— begin DATASET ROWS —

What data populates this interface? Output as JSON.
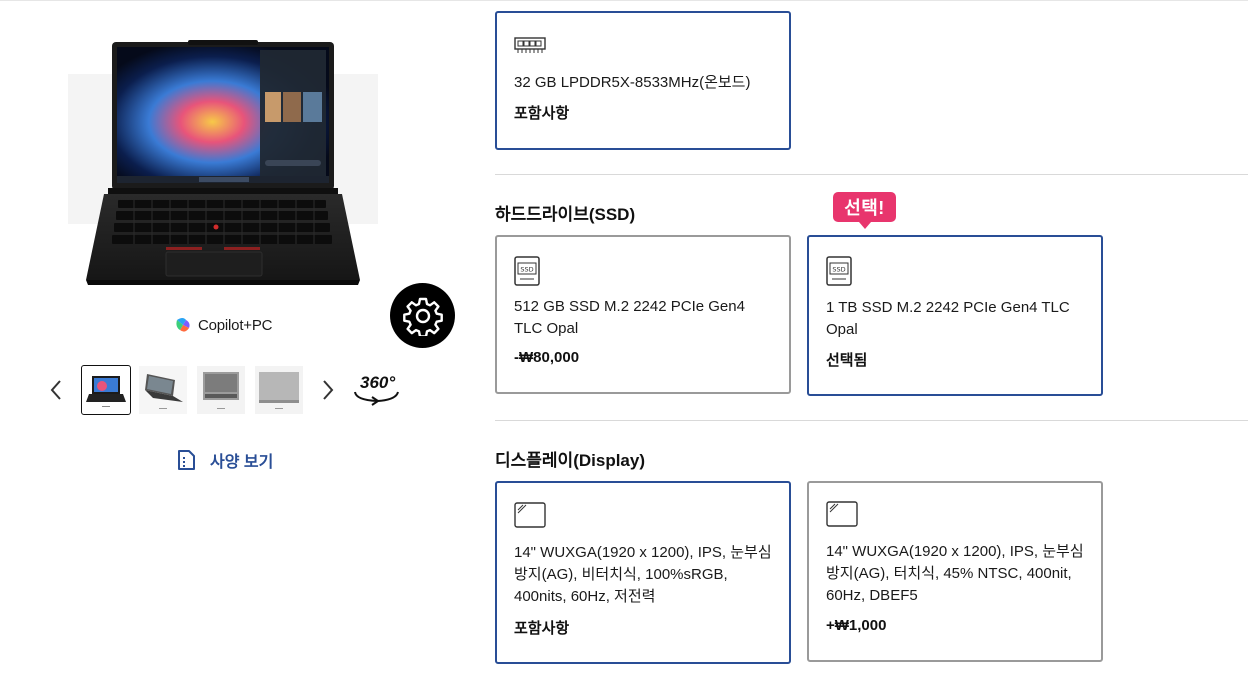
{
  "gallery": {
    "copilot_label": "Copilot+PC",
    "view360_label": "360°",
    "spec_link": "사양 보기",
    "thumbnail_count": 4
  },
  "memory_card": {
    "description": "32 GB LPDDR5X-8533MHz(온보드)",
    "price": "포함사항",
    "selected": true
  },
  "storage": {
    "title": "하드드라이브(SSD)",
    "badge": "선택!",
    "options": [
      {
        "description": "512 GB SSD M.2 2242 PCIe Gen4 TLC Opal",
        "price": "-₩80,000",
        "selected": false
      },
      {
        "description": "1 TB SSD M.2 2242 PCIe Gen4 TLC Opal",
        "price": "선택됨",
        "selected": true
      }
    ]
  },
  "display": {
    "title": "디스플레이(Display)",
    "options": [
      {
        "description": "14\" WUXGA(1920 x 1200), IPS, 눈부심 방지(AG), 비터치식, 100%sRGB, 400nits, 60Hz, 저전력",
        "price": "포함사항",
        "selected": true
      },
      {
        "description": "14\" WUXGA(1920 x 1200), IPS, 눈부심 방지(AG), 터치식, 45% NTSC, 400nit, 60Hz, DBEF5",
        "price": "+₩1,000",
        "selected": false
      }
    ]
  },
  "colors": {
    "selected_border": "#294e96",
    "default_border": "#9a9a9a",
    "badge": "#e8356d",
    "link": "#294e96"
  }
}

— end DATASET ROWS —

GOAL -> Output the entries above exactly. Drop the pictures.

FULL ANSWER ->
What data populates this interface? Output as JSON.
{
  "gallery": {
    "copilot_label": "Copilot+PC",
    "view360_label": "360°",
    "spec_link": "사양 보기",
    "thumbnail_count": 4
  },
  "memory_card": {
    "description": "32 GB LPDDR5X-8533MHz(온보드)",
    "price": "포함사항",
    "selected": true
  },
  "storage": {
    "title": "하드드라이브(SSD)",
    "badge": "선택!",
    "options": [
      {
        "description": "512 GB SSD M.2 2242 PCIe Gen4 TLC Opal",
        "price": "-₩80,000",
        "selected": false
      },
      {
        "description": "1 TB SSD M.2 2242 PCIe Gen4 TLC Opal",
        "price": "선택됨",
        "selected": true
      }
    ]
  },
  "display": {
    "title": "디스플레이(Display)",
    "options": [
      {
        "description": "14\" WUXGA(1920 x 1200), IPS, 눈부심 방지(AG), 비터치식, 100%sRGB, 400nits, 60Hz, 저전력",
        "price": "포함사항",
        "selected": true
      },
      {
        "description": "14\" WUXGA(1920 x 1200), IPS, 눈부심 방지(AG), 터치식, 45% NTSC, 400nit, 60Hz, DBEF5",
        "price": "+₩1,000",
        "selected": false
      }
    ]
  },
  "colors": {
    "selected_border": "#294e96",
    "default_border": "#9a9a9a",
    "badge": "#e8356d",
    "link": "#294e96"
  }
}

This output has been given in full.